◆ Task requirements ◆
Do not carry the pictures over; copy every other part of the entries exactly.

[Extracted data entries]
-- begin --
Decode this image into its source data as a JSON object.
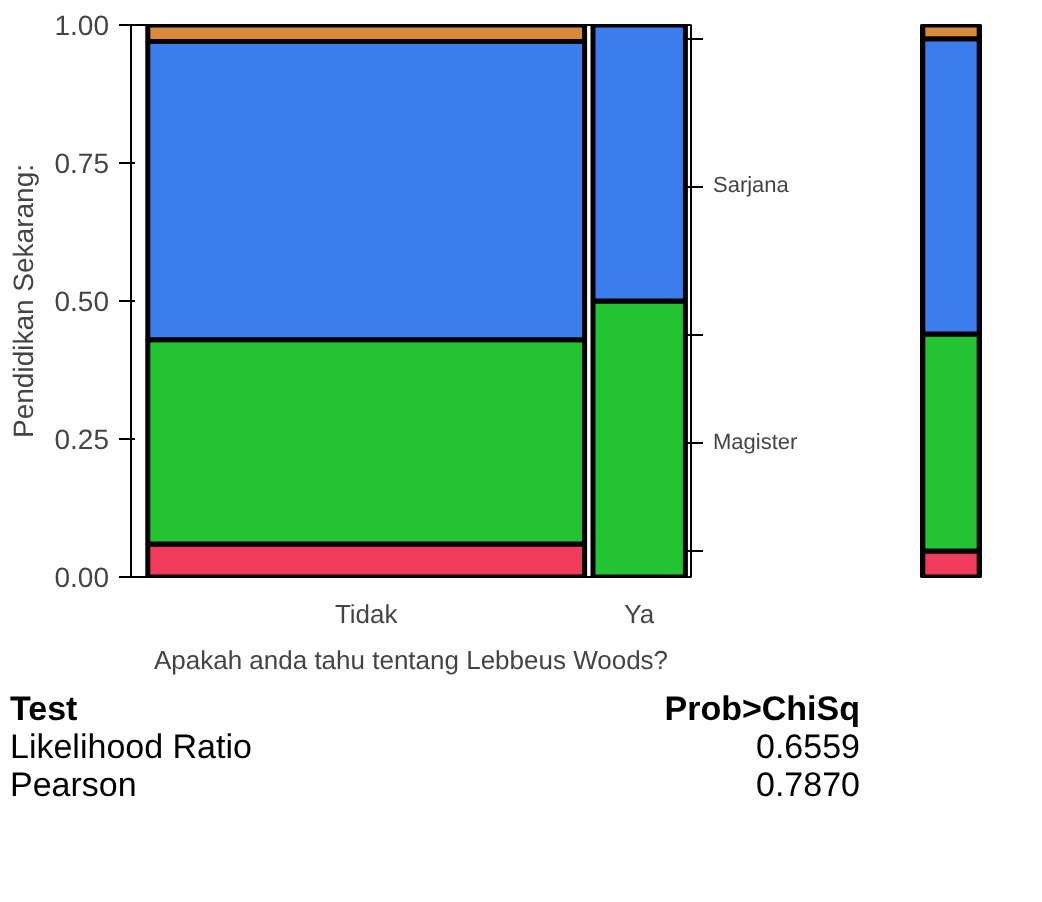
{
  "chart_data": {
    "type": "bar",
    "stacked": true,
    "xlabel": "Apakah anda tahu tentang Lebbeus Woods?",
    "ylabel": "Pendidikan Sekarang:",
    "categories": [
      "Tidak",
      "Ya",
      null
    ],
    "series": [
      {
        "color": "#f03c5a",
        "values": [
          0.06,
          0,
          0.047
        ]
      },
      {
        "name": "Magister",
        "color": "#23c431",
        "values": [
          0.37,
          0.5,
          0.393
        ]
      },
      {
        "name": "Sarjana",
        "color": "#3c7ded",
        "values": [
          0.54,
          0.5,
          0.535
        ]
      },
      {
        "color": "#d8893a",
        "values": [
          0.03,
          0,
          0.025
        ]
      }
    ],
    "ylim": [
      0,
      1
    ],
    "yticks": [
      {
        "value": 0,
        "label": "0.00"
      },
      {
        "value": 0.25,
        "label": "0.25"
      },
      {
        "value": 0.5,
        "label": "0.50"
      },
      {
        "value": 0.75,
        "label": "0.75"
      },
      {
        "value": 1,
        "label": "1.00"
      }
    ],
    "grid": false,
    "legend": "right",
    "annotations": [
      "Test",
      "Prob>ChiSq",
      "Likelihood Ratio",
      "0.6559",
      "Pearson",
      "0.7870"
    ]
  }
}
-- end --
◆ Task answer ◆
Decode this image into its source data as a JSON object.
{
  "chart_data": {
    "type": "bar",
    "stacked": true,
    "xlabel": "Apakah anda tahu tentang Lebbeus Woods?",
    "ylabel": "Pendidikan Sekarang:",
    "categories": [
      "Tidak",
      "Ya",
      null
    ],
    "series": [
      {
        "color": "#f03c5a",
        "values": [
          0.06,
          0,
          0.047
        ]
      },
      {
        "name": "Magister",
        "color": "#23c431",
        "values": [
          0.37,
          0.5,
          0.393
        ]
      },
      {
        "name": "Sarjana",
        "color": "#3c7ded",
        "values": [
          0.54,
          0.5,
          0.535
        ]
      },
      {
        "color": "#d8893a",
        "values": [
          0.03,
          0,
          0.025
        ]
      }
    ],
    "ylim": [
      0,
      1
    ],
    "yticks": [
      {
        "value": 0,
        "label": "0.00"
      },
      {
        "value": 0.25,
        "label": "0.25"
      },
      {
        "value": 0.5,
        "label": "0.50"
      },
      {
        "value": 0.75,
        "label": "0.75"
      },
      {
        "value": 1,
        "label": "1.00"
      }
    ],
    "grid": false,
    "legend": "right",
    "annotations": [
      "Test",
      "Prob>ChiSq",
      "Likelihood Ratio",
      "0.6559",
      "Pearson",
      "0.7870"
    ]
  }
}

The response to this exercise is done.